Recopie mot pour mot chaque ligne des enregistrements ci-dessous, sans rien changer.

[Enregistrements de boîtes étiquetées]
◇ ◇ ◇ ◇ ◇ ◇ ◇

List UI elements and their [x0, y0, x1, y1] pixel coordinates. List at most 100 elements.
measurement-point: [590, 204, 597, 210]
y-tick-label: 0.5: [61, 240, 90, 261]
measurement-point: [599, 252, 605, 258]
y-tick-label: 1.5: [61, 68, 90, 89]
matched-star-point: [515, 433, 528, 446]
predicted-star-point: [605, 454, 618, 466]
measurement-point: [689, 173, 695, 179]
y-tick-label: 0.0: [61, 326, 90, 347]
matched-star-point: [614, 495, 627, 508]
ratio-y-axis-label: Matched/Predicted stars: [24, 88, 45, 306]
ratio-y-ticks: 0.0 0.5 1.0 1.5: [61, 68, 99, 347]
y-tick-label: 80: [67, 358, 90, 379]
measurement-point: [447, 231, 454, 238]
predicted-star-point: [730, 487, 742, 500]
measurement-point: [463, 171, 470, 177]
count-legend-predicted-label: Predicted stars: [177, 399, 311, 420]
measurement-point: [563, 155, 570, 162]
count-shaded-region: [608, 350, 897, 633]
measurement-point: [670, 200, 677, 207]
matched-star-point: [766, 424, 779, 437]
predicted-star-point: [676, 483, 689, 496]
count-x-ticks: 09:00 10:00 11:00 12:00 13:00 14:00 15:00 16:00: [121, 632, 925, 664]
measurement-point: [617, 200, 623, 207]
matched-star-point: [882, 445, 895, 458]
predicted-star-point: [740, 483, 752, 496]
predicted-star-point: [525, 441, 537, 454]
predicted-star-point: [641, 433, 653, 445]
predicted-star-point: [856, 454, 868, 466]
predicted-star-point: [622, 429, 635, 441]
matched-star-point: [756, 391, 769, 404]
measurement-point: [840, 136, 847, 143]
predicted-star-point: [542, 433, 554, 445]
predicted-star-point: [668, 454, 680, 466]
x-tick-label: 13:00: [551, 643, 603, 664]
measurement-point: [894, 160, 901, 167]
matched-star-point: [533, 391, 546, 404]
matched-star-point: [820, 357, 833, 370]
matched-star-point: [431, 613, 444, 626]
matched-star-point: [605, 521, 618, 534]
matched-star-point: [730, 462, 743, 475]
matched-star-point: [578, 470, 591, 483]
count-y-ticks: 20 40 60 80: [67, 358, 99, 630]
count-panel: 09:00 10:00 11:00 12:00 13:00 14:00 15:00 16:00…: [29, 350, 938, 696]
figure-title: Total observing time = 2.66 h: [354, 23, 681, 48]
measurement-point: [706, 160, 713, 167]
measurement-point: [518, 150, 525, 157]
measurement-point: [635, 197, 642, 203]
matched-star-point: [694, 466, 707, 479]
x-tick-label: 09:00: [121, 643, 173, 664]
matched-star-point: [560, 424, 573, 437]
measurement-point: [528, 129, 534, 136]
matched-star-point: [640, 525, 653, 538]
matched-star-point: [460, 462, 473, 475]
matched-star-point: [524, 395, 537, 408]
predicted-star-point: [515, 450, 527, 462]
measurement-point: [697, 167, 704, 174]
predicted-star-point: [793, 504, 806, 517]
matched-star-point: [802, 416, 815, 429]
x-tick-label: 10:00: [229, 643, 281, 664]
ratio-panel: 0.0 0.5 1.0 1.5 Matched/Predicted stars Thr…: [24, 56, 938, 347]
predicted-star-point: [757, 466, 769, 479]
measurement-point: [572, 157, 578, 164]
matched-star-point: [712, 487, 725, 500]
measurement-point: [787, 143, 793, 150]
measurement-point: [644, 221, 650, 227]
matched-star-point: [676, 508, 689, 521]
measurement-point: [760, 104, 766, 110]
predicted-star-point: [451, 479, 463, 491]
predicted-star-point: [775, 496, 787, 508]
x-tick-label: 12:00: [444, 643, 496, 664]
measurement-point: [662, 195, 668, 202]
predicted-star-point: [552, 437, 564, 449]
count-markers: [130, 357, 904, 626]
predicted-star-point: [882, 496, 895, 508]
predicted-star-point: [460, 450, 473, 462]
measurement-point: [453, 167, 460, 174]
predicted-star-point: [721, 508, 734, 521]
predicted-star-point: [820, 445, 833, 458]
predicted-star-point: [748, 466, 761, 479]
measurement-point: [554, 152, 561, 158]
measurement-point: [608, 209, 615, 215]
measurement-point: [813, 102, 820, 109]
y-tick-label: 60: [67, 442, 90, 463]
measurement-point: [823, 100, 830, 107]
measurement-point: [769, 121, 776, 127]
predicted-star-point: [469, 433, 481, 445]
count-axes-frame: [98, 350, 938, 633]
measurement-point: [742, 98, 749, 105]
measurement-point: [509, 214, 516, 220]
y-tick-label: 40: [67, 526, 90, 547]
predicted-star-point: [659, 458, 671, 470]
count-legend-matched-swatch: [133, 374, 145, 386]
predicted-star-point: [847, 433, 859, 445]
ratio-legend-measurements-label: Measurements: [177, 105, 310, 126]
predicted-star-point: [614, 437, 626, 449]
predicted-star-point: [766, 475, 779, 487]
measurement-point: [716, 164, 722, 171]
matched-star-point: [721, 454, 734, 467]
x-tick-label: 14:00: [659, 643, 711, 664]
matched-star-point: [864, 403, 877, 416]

◇ ◇ ◇ ◇ ◇ ◇ ◇

**Solution**.
List UI elements and their [x0, y0, x1, y1] pixel coordinates. List at most 100 elements.
measurement-point: [590, 204, 597, 210]
y-tick-label: 0.5: [61, 240, 90, 261]
measurement-point: [599, 252, 605, 258]
y-tick-label: 1.5: [61, 68, 90, 89]
matched-star-point: [515, 433, 528, 446]
predicted-star-point: [605, 454, 618, 466]
measurement-point: [689, 173, 695, 179]
y-tick-label: 0.0: [61, 326, 90, 347]
matched-star-point: [614, 495, 627, 508]
ratio-y-axis-label: Matched/Predicted stars: [24, 88, 45, 306]
ratio-y-ticks: 0.0 0.5 1.0 1.5: [61, 68, 99, 347]
y-tick-label: 80: [67, 358, 90, 379]
measurement-point: [447, 231, 454, 238]
predicted-star-point: [730, 487, 742, 500]
measurement-point: [463, 171, 470, 177]
count-legend-predicted-label: Predicted stars: [177, 399, 311, 420]
measurement-point: [563, 155, 570, 162]
count-shaded-region: [608, 350, 897, 633]
measurement-point: [670, 200, 677, 207]
matched-star-point: [766, 424, 779, 437]
predicted-star-point: [676, 483, 689, 496]
count-x-ticks: 09:00 10:00 11:00 12:00 13:00 14:00 15:00 16:00: [121, 632, 925, 664]
measurement-point: [617, 200, 623, 207]
matched-star-point: [882, 445, 895, 458]
predicted-star-point: [740, 483, 752, 496]
predicted-star-point: [525, 441, 537, 454]
predicted-star-point: [641, 433, 653, 445]
predicted-star-point: [856, 454, 868, 466]
predicted-star-point: [622, 429, 635, 441]
matched-star-point: [756, 391, 769, 404]
measurement-point: [840, 136, 847, 143]
predicted-star-point: [542, 433, 554, 445]
predicted-star-point: [668, 454, 680, 466]
x-tick-label: 13:00: [551, 643, 603, 664]
measurement-point: [894, 160, 901, 167]
matched-star-point: [533, 391, 546, 404]
matched-star-point: [820, 357, 833, 370]
matched-star-point: [431, 613, 444, 626]
matched-star-point: [605, 521, 618, 534]
matched-star-point: [730, 462, 743, 475]
matched-star-point: [578, 470, 591, 483]
count-y-ticks: 20 40 60 80: [67, 358, 99, 630]
count-panel: 09:00 10:00 11:00 12:00 13:00 14:00 15:00 16:00…: [29, 350, 938, 696]
figure-title: Total observing time = 2.66 h: [354, 23, 681, 48]
measurement-point: [706, 160, 713, 167]
measurement-point: [518, 150, 525, 157]
measurement-point: [635, 197, 642, 203]
matched-star-point: [694, 466, 707, 479]
x-tick-label: 09:00: [121, 643, 173, 664]
matched-star-point: [560, 424, 573, 437]
measurement-point: [528, 129, 534, 136]
matched-star-point: [640, 525, 653, 538]
matched-star-point: [460, 462, 473, 475]
matched-star-point: [524, 395, 537, 408]
predicted-star-point: [515, 450, 527, 462]
measurement-point: [697, 167, 704, 174]
predicted-star-point: [793, 504, 806, 517]
matched-star-point: [802, 416, 815, 429]
x-tick-label: 10:00: [229, 643, 281, 664]
ratio-panel: 0.0 0.5 1.0 1.5 Matched/Predicted stars Thr…: [24, 56, 938, 347]
predicted-star-point: [757, 466, 769, 479]
measurement-point: [572, 157, 578, 164]
matched-star-point: [712, 487, 725, 500]
measurement-point: [787, 143, 793, 150]
measurement-point: [644, 221, 650, 227]
matched-star-point: [676, 508, 689, 521]
measurement-point: [760, 104, 766, 110]
predicted-star-point: [451, 479, 463, 491]
predicted-star-point: [775, 496, 787, 508]
x-tick-label: 12:00: [444, 643, 496, 664]
measurement-point: [662, 195, 668, 202]
predicted-star-point: [552, 437, 564, 449]
count-markers: [130, 357, 904, 626]
predicted-star-point: [882, 496, 895, 508]
predicted-star-point: [460, 450, 473, 462]
measurement-point: [453, 167, 460, 174]
predicted-star-point: [721, 508, 734, 521]
predicted-star-point: [820, 445, 833, 458]
predicted-star-point: [748, 466, 761, 479]
measurement-point: [554, 152, 561, 158]
measurement-point: [608, 209, 615, 215]
measurement-point: [813, 102, 820, 109]
y-tick-label: 60: [67, 442, 90, 463]
measurement-point: [823, 100, 830, 107]
measurement-point: [769, 121, 776, 127]
predicted-star-point: [469, 433, 481, 445]
count-axes-frame: [98, 350, 938, 633]
measurement-point: [742, 98, 749, 105]
measurement-point: [509, 214, 516, 220]
y-tick-label: 40: [67, 526, 90, 547]
predicted-star-point: [659, 458, 671, 470]
count-legend-matched-swatch: [133, 374, 145, 386]
predicted-star-point: [847, 433, 859, 445]
ratio-legend-measurements-label: Measurements: [177, 105, 310, 126]
predicted-star-point: [614, 437, 626, 449]
predicted-star-point: [766, 475, 779, 487]
measurement-point: [716, 164, 722, 171]
matched-star-point: [721, 454, 734, 467]
x-tick-label: 14:00: [659, 643, 711, 664]
matched-star-point: [864, 403, 877, 416]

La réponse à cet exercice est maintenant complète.